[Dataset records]
%%

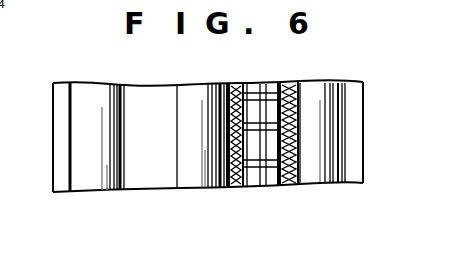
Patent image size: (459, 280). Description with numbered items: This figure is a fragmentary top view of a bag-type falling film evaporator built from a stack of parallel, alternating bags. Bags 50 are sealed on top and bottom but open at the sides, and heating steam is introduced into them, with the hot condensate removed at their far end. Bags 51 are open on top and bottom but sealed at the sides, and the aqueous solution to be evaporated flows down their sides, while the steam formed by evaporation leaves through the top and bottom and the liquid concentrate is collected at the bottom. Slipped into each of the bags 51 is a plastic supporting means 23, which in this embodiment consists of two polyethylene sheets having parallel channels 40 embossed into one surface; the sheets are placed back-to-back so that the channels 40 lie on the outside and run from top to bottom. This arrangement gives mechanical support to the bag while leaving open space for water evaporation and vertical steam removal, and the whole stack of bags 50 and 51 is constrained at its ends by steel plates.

The supporting means 23 is at (258, 185).
The parallel channels 40 is at (296, 85).
The bags 50 is at (87, 93).
The bags 51 is at (148, 181).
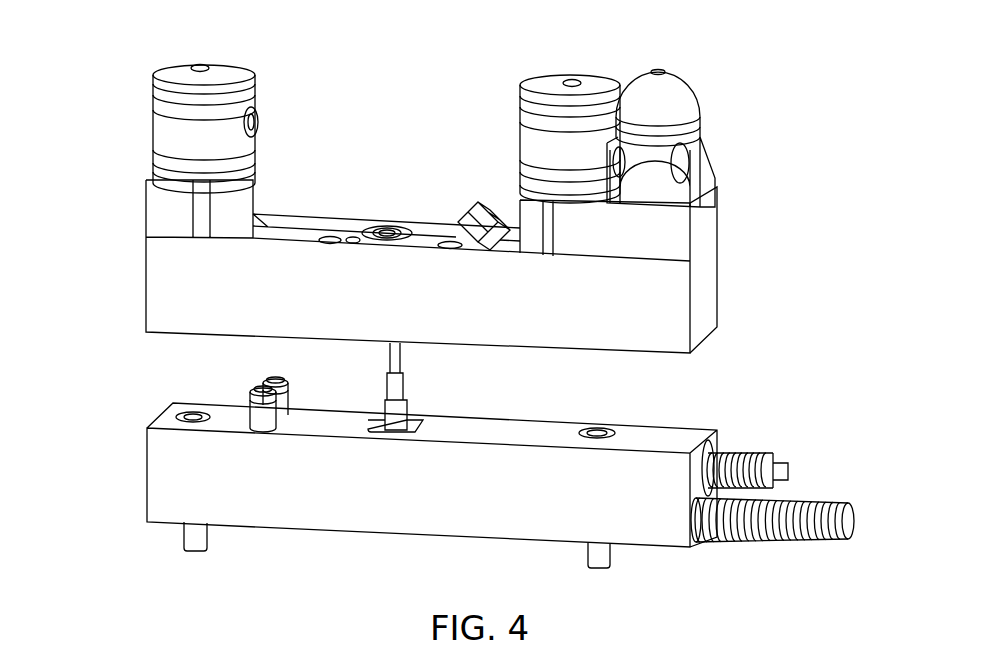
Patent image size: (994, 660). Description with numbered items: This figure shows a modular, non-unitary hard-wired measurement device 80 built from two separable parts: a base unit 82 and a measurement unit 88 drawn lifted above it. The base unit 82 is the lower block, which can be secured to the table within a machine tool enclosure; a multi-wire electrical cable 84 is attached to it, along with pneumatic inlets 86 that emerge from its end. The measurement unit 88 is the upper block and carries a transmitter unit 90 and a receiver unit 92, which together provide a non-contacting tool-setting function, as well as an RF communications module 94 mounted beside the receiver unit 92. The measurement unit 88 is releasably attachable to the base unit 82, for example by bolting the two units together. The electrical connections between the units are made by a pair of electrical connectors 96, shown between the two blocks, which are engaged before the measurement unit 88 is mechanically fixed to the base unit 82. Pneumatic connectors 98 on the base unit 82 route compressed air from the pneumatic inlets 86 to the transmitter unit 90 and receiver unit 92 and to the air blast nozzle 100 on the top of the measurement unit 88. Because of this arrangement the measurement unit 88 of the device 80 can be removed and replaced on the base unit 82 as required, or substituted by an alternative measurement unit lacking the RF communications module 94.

%%

Instructions to follow:
Express every line of the records as a JSON list of strings, one string per line, leaving out blank lines. Omit the pictures from the answer.

Problem solution:
[
  "Patent image size: (459, 280). Description with numbered items: This figure is a fragmentary top view of a bag-type falling film evaporator built from a stack of parallel, alternating bags. Bags 50 are sealed on top and bottom but open at the sides, and heating steam is introduced into them, with the hot condensate removed at their far end. Bags 51 are open on top and bottom but sealed at the sides, and the aqueous solution to be evaporated flows down their sides, while the steam formed by evaporation leaves through the top and bottom and the liquid concentrate is collected at the bottom. Slipped into each of the bags 51 is a plastic supporting means 23, which in this embodiment consists of two polyethylene sheets having parallel channels 40 embossed into one surface; the sheets are placed back-to-back so that the channels 40 lie on the outside and run from top to bottom. This arrangement gives mechanical support to the bag while leaving open space for water evaporation and vertical steam removal, and the whole stack of bags 50 and 51 is constrained at its ends by steel plates.",
  "The supporting means 23 is at (258, 185).",
  "The parallel channels 40 is at (296, 85).",
  "The bags 50 is at (87, 93).",
  "The bags 51 is at (148, 181).",
  "Patent image size: (994, 660). Description with numbered items: This figure shows a modular, non-unitary hard-wired measurement device 80 built from two separable parts: a base unit 82 and a measurement unit 88 drawn lifted above it. The base unit 82 is the lower block, which can be secured to the table within a machine tool enclosure; a multi-wire electrical cable 84 is attached to it, along with pneumatic inlets 86 that emerge from its end. The measurement unit 88 is the upper block and carries a transmitter unit 90 and a receiver unit 92, which together provide a non-contacting tool-setting function, as well as an RF communications module 94 mounted beside the receiver unit 92. The measurement unit 88 is releasably attachable to the base unit 82, for example by bolting the two units together. The electrical connections between the units are made by a pair of electrical connectors 96, shown between the two blocks, which are engaged before the measurement unit 88 is mechanically fixed to the base unit 82. Pneumatic connectors 98 on the base unit 82 route compressed air from the pneumatic inlets 86 to the transmitter unit 90 and receiver unit 92 and to the air blast nozzle 100 on the top of the measurement unit 88. Because of this arrangement the measurement unit 88 of the device 80 can be removed and replaced on the base unit 82 as required, or substituted by an alternative measurement unit lacking the RF communications module 94."
]